### WHAT IS EXPECTED
Repeat the records below exactly.
☆ ☆ ☆
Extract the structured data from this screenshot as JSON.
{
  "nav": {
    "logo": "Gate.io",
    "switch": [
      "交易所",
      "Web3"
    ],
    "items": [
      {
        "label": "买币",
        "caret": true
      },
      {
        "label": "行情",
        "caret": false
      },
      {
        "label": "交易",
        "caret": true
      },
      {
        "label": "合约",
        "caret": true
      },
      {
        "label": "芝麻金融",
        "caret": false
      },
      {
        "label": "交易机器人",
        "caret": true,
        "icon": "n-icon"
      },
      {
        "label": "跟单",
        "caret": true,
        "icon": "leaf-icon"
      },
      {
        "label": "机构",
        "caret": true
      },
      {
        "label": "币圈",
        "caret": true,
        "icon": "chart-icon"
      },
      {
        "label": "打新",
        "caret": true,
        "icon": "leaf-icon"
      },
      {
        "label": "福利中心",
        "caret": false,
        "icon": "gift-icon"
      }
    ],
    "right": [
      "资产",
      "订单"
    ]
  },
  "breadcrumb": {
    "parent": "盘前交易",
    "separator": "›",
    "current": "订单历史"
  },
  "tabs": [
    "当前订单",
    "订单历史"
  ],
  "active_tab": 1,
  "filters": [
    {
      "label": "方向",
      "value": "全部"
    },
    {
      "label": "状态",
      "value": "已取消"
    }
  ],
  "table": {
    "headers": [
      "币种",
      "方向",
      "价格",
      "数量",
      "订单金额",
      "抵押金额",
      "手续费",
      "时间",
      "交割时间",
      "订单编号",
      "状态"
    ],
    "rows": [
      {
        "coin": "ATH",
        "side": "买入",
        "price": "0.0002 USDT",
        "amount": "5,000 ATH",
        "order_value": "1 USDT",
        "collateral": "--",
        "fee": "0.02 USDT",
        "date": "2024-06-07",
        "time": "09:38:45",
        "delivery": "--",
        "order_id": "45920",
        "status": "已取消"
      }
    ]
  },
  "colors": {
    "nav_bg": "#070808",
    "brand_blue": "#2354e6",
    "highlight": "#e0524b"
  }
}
☆ ☆ ☆
### WRITTEN REPLY
Extract the structured data from this screenshot as JSON.
{
  "nav": {
    "logo": "Gate.io",
    "switch": [
      "交易所",
      "Web3"
    ],
    "items": [
      {
        "label": "买币",
        "caret": true
      },
      {
        "label": "行情",
        "caret": false
      },
      {
        "label": "交易",
        "caret": true
      },
      {
        "label": "合约",
        "caret": true
      },
      {
        "label": "芝麻金融",
        "caret": false
      },
      {
        "label": "交易机器人",
        "caret": true,
        "icon": "n-icon"
      },
      {
        "label": "跟单",
        "caret": true,
        "icon": "leaf-icon"
      },
      {
        "label": "机构",
        "caret": true
      },
      {
        "label": "币圈",
        "caret": true,
        "icon": "chart-icon"
      },
      {
        "label": "打新",
        "caret": true,
        "icon": "leaf-icon"
      },
      {
        "label": "福利中心",
        "caret": false,
        "icon": "gift-icon"
      }
    ],
    "right": [
      "资产",
      "订单"
    ]
  },
  "breadcrumb": {
    "parent": "盘前交易",
    "separator": "›",
    "current": "订单历史"
  },
  "tabs": [
    "当前订单",
    "订单历史"
  ],
  "active_tab": 1,
  "filters": [
    {
      "label": "方向",
      "value": "全部"
    },
    {
      "label": "状态",
      "value": "已取消"
    }
  ],
  "table": {
    "headers": [
      "币种",
      "方向",
      "价格",
      "数量",
      "订单金额",
      "抵押金额",
      "手续费",
      "时间",
      "交割时间",
      "订单编号",
      "状态"
    ],
    "rows": [
      {
        "coin": "ATH",
        "side": "买入",
        "price": "0.0002 USDT",
        "amount": "5,000 ATH",
        "order_value": "1 USDT",
        "collateral": "--",
        "fee": "0.02 USDT",
        "date": "2024-06-07",
        "time": "09:38:45",
        "delivery": "--",
        "order_id": "45920",
        "status": "已取消"
      }
    ]
  },
  "colors": {
    "nav_bg": "#070808",
    "brand_blue": "#2354e6",
    "highlight": "#e0524b"
  }
}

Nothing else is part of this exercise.